-- Start of Data for this exercise --
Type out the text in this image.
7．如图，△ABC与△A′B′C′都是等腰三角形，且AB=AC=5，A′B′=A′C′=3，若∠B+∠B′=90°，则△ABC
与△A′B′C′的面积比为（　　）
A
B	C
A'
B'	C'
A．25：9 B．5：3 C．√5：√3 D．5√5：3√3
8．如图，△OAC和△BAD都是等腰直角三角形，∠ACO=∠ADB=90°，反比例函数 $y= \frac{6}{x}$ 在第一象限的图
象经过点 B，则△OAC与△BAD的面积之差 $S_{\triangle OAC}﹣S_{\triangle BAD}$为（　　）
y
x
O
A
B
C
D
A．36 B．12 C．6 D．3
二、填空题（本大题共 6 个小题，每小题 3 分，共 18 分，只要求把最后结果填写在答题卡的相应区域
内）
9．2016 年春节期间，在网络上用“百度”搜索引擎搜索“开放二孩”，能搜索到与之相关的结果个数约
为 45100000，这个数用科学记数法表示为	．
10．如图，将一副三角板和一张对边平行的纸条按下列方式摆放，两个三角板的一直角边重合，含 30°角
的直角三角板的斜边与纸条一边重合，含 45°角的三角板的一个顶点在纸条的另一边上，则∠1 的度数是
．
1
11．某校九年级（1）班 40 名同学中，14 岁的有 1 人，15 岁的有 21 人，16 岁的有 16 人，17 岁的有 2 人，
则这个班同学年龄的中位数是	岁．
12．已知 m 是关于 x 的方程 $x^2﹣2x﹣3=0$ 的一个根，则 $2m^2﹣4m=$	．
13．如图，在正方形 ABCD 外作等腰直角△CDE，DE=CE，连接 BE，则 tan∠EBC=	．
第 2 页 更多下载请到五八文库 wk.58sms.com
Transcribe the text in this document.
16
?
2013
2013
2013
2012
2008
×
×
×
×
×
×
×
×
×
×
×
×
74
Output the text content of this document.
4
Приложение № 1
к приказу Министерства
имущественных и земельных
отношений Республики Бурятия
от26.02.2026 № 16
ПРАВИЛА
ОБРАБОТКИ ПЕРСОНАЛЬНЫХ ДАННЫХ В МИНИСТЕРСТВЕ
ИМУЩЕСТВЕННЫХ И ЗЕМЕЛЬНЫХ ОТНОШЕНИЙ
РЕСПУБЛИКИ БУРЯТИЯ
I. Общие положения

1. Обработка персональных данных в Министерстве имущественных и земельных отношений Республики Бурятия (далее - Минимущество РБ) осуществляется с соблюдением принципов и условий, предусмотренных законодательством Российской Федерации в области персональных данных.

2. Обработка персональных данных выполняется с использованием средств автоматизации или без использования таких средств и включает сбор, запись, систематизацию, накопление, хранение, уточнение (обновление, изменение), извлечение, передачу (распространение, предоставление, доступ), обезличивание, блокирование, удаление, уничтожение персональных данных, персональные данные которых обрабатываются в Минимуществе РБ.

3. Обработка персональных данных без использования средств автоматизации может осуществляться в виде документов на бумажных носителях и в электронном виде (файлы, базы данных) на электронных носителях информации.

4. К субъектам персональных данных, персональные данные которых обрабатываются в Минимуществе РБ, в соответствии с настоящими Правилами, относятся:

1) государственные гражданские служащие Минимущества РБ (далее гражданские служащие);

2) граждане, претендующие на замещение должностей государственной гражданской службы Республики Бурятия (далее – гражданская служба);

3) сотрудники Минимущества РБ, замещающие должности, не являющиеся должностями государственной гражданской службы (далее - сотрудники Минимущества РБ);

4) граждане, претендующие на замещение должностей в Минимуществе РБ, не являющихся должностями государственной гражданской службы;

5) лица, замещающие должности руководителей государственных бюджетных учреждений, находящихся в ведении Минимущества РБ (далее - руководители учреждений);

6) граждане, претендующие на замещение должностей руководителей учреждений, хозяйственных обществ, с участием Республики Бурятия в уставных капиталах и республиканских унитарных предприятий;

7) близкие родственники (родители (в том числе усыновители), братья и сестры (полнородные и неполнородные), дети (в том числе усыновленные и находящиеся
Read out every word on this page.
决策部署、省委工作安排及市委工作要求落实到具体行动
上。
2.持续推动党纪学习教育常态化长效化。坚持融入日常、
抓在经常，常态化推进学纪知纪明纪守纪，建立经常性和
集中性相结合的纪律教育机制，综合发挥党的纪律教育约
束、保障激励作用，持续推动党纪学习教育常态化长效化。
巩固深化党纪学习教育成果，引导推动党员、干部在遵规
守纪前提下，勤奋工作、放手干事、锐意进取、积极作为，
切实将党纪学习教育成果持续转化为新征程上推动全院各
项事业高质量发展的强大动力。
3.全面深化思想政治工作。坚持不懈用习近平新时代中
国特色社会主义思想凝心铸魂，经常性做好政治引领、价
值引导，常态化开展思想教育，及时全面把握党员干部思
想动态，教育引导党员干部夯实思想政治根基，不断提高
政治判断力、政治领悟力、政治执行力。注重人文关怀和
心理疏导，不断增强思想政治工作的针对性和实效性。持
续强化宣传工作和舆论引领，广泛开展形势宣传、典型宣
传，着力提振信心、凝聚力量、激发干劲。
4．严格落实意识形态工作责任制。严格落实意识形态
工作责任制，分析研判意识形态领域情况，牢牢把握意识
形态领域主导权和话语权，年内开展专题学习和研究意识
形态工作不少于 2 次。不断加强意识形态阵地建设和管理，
-- End of Data for this exercise --
Your instructions ▸ Show every line in the records above that contains the word "государственной".

Solved exercise ▸
2) граждане, претендующие на замещение должностей государственной гражданской службы Республики Бурятия (далее – гражданская служба);
3) сотрудники Минимущества РБ, замещающие должности, не являющиеся должностями государственной гражданской службы (далее - сотрудники Минимущества РБ);
4) граждане, претендующие на замещение должностей в Минимуществе РБ, не являющихся должностями государственной гражданской службы;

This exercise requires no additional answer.